-- start INPUT ROWS --
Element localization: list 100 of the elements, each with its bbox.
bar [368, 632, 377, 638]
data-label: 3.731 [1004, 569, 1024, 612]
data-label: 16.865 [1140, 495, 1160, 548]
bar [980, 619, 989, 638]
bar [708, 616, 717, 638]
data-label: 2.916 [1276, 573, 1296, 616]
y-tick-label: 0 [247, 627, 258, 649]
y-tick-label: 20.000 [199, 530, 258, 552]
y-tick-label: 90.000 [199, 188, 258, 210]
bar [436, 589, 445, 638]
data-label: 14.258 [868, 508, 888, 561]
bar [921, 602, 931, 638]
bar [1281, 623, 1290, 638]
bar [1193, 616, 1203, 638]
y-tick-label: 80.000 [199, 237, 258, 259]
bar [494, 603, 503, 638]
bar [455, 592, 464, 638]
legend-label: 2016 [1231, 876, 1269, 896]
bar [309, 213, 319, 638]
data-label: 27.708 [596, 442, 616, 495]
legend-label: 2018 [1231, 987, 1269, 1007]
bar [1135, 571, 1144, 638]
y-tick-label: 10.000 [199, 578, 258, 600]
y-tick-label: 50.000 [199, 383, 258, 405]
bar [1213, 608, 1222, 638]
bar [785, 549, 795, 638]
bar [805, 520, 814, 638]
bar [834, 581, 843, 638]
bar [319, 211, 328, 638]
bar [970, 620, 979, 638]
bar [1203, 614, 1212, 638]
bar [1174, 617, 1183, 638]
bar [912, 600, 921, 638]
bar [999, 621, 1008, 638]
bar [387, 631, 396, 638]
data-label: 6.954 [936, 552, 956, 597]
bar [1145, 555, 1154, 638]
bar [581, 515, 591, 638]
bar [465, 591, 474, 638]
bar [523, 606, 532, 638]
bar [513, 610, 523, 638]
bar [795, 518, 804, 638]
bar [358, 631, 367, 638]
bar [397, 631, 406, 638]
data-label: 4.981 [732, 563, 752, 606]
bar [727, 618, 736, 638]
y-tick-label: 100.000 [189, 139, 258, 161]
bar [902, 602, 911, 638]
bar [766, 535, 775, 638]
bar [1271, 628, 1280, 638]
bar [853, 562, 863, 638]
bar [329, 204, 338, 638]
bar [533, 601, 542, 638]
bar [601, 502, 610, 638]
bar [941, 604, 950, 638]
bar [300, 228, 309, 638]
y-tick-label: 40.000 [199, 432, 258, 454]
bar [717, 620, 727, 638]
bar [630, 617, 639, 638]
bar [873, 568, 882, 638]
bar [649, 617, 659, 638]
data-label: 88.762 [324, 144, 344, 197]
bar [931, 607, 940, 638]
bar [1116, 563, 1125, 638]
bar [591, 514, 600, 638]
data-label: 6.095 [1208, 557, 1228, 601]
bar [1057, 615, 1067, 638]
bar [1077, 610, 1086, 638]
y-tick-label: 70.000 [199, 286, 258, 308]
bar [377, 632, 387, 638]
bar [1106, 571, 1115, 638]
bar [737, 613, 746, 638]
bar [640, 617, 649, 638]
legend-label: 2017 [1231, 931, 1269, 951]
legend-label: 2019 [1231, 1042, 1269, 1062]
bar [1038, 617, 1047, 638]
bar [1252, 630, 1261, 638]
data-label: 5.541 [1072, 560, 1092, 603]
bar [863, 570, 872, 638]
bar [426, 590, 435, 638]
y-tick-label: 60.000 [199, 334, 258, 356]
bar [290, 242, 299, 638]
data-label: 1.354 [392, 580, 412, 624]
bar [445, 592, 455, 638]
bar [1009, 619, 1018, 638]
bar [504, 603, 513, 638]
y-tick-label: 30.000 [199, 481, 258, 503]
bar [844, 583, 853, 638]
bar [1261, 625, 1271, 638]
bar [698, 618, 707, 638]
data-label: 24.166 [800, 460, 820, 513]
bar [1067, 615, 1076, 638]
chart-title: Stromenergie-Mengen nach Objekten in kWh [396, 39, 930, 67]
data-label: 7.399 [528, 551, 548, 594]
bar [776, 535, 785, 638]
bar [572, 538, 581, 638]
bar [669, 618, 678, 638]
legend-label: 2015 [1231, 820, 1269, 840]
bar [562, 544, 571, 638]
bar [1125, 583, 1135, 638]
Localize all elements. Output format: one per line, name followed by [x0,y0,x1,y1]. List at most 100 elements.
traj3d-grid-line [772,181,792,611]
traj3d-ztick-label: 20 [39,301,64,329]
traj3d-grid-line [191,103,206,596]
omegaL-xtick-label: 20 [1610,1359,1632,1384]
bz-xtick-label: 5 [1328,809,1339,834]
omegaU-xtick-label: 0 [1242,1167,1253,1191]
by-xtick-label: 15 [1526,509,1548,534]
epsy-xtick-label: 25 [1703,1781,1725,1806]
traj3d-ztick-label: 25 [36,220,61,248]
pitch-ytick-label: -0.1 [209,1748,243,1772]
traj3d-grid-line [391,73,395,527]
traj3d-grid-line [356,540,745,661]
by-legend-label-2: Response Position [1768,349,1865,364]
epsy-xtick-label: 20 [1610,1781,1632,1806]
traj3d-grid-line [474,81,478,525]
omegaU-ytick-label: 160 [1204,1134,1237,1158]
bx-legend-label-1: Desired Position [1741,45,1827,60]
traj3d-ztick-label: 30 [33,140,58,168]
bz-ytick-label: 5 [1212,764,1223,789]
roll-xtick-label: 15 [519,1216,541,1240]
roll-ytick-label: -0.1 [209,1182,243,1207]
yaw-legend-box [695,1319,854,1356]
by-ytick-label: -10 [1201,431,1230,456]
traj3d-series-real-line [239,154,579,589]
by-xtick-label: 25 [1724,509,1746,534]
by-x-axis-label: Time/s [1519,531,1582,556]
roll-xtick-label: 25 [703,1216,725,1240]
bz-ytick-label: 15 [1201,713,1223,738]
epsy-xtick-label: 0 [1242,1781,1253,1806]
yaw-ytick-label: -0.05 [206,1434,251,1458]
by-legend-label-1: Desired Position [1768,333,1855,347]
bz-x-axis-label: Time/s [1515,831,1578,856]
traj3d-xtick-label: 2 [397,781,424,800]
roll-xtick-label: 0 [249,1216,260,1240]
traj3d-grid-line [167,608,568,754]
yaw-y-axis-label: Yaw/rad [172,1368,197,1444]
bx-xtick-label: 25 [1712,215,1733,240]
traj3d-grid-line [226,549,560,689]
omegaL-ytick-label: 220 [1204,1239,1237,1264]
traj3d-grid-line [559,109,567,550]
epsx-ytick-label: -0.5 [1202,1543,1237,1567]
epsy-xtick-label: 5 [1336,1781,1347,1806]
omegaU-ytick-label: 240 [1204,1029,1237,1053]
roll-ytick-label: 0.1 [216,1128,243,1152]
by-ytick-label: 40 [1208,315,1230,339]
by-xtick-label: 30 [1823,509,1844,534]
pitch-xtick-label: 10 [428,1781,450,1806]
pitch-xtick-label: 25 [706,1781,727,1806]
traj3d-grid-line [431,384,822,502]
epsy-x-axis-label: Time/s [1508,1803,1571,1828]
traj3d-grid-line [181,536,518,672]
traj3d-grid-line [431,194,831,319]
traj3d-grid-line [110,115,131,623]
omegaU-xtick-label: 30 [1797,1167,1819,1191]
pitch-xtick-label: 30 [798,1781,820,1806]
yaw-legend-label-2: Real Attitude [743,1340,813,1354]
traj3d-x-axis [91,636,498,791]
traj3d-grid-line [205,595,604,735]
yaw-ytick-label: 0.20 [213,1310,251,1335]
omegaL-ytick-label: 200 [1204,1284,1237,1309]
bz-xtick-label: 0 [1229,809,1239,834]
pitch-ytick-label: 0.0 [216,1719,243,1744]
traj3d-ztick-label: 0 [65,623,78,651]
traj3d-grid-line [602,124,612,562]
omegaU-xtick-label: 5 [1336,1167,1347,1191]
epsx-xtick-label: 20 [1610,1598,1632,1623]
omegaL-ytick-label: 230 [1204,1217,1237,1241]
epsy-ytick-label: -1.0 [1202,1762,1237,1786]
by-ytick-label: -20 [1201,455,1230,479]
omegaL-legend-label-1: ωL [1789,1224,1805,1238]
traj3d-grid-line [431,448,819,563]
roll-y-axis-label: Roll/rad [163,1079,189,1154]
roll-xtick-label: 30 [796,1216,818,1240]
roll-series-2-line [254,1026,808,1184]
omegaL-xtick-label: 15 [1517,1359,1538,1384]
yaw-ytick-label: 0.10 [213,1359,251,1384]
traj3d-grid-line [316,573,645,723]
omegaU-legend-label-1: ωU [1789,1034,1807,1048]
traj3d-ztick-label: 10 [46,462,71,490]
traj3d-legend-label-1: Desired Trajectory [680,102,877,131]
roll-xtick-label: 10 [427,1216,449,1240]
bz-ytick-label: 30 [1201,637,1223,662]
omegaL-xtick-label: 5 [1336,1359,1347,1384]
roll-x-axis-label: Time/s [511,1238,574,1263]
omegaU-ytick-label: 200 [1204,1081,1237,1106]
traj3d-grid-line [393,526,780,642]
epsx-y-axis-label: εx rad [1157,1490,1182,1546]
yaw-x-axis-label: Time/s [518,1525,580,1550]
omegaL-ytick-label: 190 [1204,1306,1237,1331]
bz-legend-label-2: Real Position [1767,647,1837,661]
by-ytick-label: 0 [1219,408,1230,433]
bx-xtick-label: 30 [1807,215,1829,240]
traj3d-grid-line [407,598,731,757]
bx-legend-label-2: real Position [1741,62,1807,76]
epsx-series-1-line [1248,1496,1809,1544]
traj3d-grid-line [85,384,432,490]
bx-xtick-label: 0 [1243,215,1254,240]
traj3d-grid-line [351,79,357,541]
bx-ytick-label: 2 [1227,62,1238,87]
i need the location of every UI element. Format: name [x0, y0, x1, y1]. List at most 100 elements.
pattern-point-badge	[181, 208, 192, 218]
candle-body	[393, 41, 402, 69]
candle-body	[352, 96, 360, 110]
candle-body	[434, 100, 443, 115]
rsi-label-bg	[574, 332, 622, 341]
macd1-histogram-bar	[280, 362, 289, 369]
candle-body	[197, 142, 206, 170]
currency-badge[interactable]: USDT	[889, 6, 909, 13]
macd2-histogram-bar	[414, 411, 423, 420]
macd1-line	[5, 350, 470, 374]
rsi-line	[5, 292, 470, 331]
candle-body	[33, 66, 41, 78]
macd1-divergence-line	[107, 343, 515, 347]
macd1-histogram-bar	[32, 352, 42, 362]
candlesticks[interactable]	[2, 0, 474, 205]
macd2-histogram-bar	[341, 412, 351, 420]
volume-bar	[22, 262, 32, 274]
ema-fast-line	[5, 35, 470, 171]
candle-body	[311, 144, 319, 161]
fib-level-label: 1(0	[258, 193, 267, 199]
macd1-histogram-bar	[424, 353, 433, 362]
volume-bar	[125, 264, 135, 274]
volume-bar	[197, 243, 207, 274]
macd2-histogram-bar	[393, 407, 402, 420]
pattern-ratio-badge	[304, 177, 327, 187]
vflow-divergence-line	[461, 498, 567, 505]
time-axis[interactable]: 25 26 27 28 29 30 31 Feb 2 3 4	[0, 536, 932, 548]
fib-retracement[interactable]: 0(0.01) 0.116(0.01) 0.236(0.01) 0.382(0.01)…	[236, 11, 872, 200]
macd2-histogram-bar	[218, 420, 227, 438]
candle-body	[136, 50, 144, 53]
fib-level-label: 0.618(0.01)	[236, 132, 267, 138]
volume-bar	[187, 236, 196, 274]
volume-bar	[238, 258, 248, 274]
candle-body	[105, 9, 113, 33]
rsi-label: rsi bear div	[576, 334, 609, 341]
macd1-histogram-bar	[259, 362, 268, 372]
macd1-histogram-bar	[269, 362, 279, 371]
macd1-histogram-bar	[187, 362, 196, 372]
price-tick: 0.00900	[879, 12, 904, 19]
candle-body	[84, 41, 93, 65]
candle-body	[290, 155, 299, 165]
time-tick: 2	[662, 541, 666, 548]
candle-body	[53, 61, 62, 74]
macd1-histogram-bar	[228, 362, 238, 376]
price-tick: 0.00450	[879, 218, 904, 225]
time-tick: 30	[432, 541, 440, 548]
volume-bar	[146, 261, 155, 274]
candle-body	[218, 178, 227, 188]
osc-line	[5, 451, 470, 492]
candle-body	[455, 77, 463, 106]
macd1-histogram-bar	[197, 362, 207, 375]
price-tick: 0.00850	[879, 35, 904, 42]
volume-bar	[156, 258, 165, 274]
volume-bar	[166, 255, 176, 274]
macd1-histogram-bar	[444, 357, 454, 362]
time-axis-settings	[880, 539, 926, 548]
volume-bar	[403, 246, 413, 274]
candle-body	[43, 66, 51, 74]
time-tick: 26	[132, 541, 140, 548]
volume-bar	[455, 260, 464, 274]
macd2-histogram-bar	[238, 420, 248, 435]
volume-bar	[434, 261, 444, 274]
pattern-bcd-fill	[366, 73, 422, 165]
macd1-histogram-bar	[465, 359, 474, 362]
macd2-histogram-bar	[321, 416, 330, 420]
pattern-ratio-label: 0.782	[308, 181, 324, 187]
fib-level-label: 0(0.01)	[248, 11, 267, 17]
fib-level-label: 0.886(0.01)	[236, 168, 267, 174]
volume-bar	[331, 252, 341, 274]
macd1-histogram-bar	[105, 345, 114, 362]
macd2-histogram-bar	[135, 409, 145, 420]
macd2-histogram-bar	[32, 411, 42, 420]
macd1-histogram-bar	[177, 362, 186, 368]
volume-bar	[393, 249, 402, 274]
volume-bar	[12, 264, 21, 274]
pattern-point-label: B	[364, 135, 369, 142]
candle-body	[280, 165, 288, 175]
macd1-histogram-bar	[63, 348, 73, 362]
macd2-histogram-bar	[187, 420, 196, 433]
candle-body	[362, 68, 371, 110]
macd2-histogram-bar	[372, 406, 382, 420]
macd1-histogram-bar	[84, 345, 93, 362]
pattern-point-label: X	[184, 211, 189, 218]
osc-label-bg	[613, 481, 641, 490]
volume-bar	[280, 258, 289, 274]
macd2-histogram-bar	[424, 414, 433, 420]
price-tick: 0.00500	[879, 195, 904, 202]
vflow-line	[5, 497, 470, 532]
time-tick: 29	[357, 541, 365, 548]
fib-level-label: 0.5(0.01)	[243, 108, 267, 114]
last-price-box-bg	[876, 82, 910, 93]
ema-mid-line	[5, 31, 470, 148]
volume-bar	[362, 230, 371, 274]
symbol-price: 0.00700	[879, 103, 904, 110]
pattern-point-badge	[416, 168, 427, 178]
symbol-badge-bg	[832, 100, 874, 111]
-- end INPUT ROWS --
■ TASK OBJECTIVE
Could you pull out every line from the very start of the items through the line that contains "bar [455, 592, 464, 638]", including both ends, and reproduce them word for word?

■ ANSWER TO THE PROBLEM
Element localization: list 100 of the elements, each with its bbox.
bar [368, 632, 377, 638]
data-label: 3.731 [1004, 569, 1024, 612]
data-label: 16.865 [1140, 495, 1160, 548]
bar [980, 619, 989, 638]
bar [708, 616, 717, 638]
data-label: 2.916 [1276, 573, 1296, 616]
y-tick-label: 0 [247, 627, 258, 649]
y-tick-label: 20.000 [199, 530, 258, 552]
y-tick-label: 90.000 [199, 188, 258, 210]
bar [436, 589, 445, 638]
data-label: 14.258 [868, 508, 888, 561]
bar [921, 602, 931, 638]
bar [1281, 623, 1290, 638]
bar [1193, 616, 1203, 638]
y-tick-label: 80.000 [199, 237, 258, 259]
bar [494, 603, 503, 638]
bar [455, 592, 464, 638]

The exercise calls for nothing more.